WORK REQUIRED: Read the lines that follow and pick out every one containing the word "electrónico".

DATA TO USE:

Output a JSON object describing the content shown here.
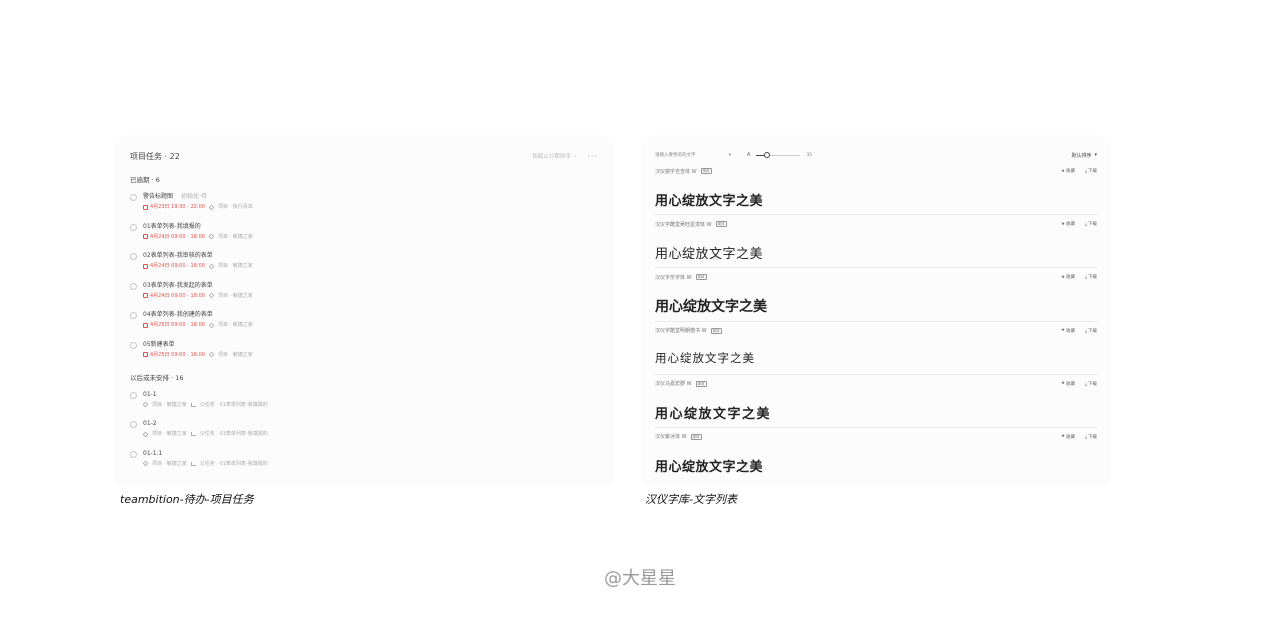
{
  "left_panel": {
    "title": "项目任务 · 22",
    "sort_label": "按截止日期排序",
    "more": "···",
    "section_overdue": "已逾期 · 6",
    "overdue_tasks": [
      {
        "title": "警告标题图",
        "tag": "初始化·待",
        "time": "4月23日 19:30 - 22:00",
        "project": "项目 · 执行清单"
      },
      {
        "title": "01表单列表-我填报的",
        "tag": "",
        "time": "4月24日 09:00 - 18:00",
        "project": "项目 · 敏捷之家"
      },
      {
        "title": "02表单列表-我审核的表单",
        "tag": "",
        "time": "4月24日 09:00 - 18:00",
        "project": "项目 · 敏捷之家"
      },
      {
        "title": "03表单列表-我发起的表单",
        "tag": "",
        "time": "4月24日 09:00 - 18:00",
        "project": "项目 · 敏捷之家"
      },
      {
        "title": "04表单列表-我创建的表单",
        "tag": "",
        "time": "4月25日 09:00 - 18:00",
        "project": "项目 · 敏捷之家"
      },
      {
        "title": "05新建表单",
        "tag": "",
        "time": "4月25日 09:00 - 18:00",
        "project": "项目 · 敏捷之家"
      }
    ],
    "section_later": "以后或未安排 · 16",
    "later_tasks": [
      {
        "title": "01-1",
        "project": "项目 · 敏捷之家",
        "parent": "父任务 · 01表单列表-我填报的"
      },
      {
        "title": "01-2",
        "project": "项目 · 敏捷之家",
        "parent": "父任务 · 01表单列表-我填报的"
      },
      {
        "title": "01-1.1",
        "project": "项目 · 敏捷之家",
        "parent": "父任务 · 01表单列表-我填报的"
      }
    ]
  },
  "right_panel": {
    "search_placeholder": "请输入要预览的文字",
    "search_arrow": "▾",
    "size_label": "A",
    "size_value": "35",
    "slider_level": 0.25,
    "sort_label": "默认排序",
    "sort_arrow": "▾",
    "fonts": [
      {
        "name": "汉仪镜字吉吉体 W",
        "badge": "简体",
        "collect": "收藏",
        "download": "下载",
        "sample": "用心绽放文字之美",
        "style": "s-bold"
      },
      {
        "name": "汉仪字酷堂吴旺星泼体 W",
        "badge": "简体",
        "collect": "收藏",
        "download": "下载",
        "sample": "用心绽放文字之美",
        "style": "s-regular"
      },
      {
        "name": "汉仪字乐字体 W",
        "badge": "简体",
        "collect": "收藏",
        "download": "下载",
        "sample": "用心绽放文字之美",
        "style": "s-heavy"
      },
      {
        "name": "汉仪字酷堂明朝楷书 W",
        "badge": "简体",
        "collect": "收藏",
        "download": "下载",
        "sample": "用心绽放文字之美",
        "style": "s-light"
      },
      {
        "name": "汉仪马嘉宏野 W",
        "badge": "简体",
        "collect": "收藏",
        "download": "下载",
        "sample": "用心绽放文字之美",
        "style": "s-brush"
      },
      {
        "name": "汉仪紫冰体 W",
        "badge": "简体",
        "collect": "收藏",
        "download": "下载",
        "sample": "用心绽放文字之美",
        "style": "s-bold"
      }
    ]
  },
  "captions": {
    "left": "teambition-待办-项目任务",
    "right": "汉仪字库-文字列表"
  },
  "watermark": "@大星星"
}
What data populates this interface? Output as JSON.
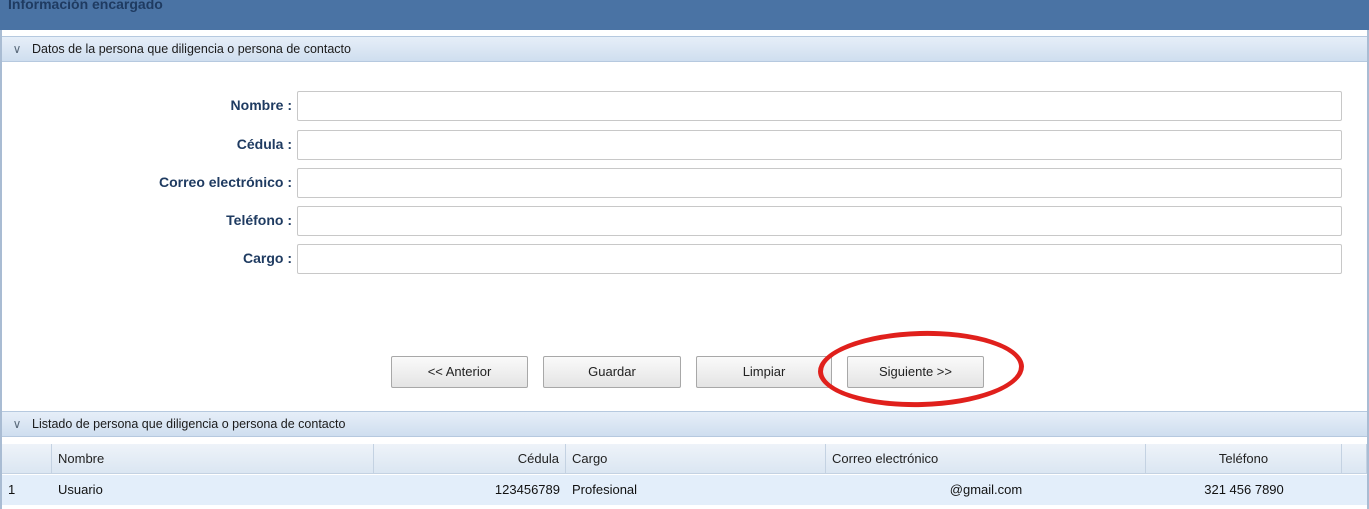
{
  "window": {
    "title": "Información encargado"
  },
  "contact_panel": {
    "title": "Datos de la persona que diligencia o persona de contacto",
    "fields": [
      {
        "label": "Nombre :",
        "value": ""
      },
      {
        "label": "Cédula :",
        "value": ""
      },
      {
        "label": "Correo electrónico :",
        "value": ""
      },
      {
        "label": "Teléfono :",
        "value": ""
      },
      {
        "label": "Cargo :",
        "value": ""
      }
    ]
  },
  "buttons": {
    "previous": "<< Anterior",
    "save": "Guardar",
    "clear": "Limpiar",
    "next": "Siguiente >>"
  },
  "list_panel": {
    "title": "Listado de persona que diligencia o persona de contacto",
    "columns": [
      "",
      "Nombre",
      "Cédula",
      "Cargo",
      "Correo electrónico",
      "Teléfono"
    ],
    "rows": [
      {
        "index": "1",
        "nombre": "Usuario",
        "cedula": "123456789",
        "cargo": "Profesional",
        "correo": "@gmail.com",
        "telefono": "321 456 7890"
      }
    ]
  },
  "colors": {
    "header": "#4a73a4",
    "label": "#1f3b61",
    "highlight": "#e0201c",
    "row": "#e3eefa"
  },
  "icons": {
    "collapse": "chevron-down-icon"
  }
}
* * *
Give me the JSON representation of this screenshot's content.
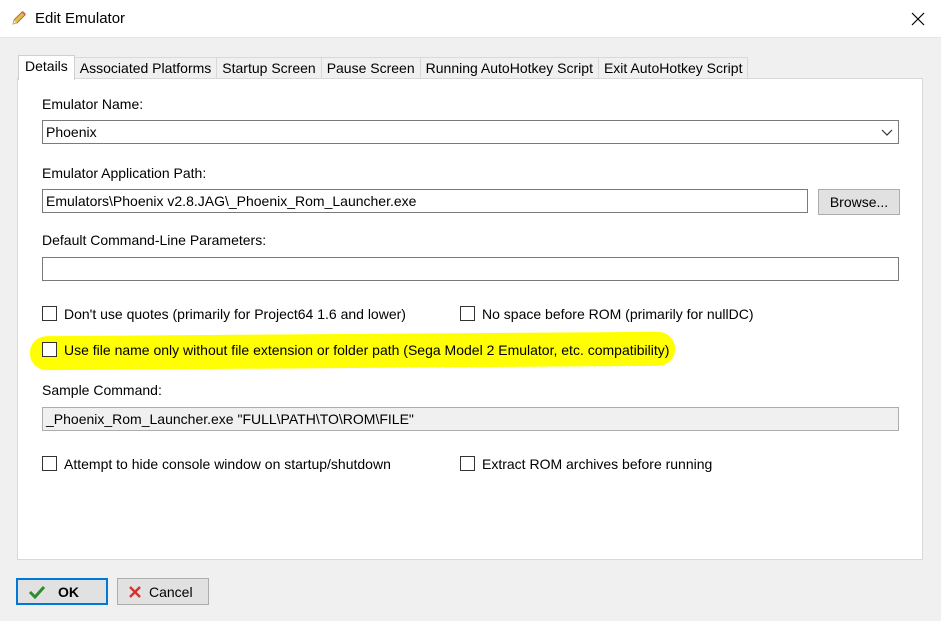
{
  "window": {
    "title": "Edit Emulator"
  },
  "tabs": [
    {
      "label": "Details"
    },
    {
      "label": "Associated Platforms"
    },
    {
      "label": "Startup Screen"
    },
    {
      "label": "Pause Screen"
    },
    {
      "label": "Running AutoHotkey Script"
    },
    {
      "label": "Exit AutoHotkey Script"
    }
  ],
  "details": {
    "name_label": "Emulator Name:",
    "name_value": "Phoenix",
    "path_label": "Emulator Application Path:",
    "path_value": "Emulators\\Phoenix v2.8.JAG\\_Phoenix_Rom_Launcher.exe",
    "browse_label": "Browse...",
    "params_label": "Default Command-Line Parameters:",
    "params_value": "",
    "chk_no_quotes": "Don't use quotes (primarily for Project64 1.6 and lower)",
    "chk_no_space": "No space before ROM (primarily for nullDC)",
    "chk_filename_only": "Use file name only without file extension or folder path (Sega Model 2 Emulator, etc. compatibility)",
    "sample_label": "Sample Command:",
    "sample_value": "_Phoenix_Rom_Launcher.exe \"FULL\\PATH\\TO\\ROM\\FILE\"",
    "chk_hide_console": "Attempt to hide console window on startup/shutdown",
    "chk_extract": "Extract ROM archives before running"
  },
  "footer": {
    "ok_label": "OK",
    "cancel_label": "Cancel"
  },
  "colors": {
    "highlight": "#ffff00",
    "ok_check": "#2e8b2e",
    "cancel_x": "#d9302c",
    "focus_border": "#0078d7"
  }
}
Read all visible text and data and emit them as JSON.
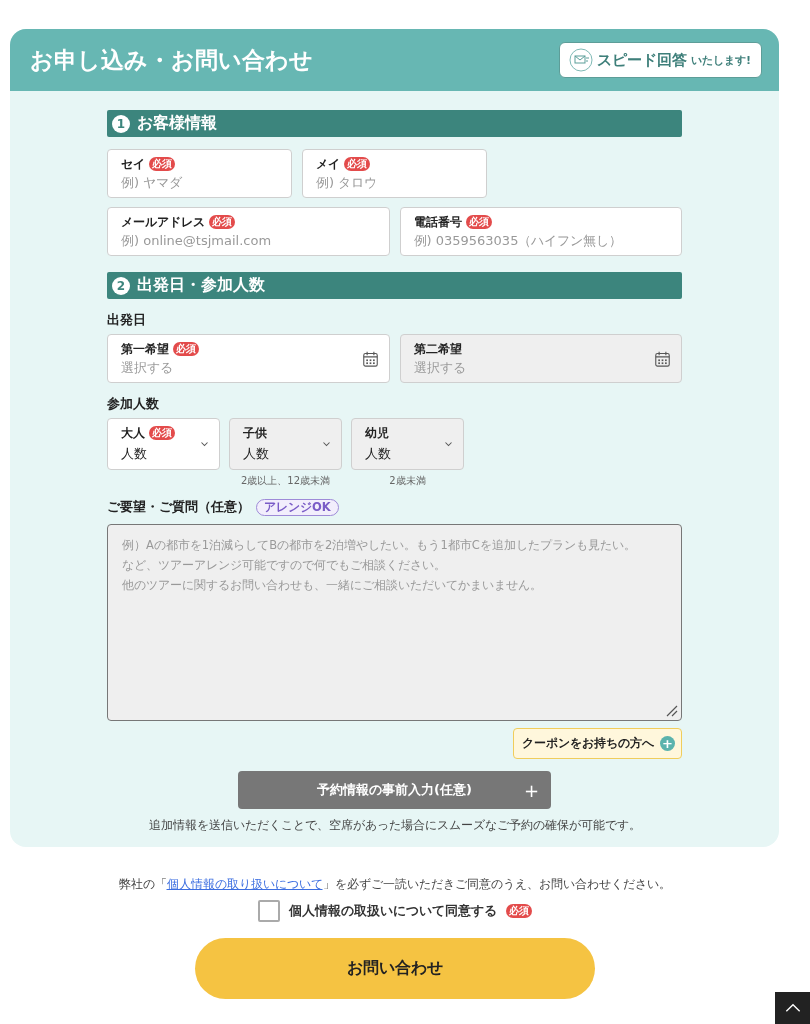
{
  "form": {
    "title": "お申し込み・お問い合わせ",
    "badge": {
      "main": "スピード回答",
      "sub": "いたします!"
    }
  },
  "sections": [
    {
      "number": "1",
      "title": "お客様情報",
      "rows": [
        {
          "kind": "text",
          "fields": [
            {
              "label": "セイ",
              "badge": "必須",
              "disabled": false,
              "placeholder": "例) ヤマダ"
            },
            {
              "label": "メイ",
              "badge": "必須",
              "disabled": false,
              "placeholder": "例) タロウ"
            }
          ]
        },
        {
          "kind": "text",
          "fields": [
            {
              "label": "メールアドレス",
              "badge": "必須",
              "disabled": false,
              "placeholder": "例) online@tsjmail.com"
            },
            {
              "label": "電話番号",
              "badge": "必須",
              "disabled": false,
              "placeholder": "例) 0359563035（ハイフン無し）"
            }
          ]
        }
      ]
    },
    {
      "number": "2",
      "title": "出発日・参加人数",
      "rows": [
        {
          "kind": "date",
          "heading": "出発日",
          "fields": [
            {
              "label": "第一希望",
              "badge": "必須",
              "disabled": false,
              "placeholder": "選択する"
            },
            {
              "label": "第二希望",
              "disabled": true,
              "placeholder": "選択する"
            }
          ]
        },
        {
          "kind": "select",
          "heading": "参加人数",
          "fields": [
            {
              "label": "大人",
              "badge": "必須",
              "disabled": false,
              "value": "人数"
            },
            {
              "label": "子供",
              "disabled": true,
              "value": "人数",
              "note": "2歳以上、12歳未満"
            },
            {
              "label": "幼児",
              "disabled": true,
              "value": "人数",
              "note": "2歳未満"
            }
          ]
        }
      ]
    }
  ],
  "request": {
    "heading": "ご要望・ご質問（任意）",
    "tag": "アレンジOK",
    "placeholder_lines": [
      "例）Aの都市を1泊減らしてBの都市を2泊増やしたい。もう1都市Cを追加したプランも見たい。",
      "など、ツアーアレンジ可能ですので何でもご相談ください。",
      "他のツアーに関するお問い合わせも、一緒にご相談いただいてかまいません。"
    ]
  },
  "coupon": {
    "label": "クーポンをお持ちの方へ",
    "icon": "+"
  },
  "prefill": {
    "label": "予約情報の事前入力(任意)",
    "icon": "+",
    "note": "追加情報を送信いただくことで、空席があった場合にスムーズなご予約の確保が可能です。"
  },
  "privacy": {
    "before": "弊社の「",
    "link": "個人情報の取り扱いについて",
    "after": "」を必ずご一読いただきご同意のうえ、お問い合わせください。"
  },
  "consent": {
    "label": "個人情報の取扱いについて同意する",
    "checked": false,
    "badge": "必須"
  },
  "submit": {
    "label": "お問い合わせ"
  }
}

RESULT BELOW:
        "label": "Correo electrónico :",
      "Correo electrónico",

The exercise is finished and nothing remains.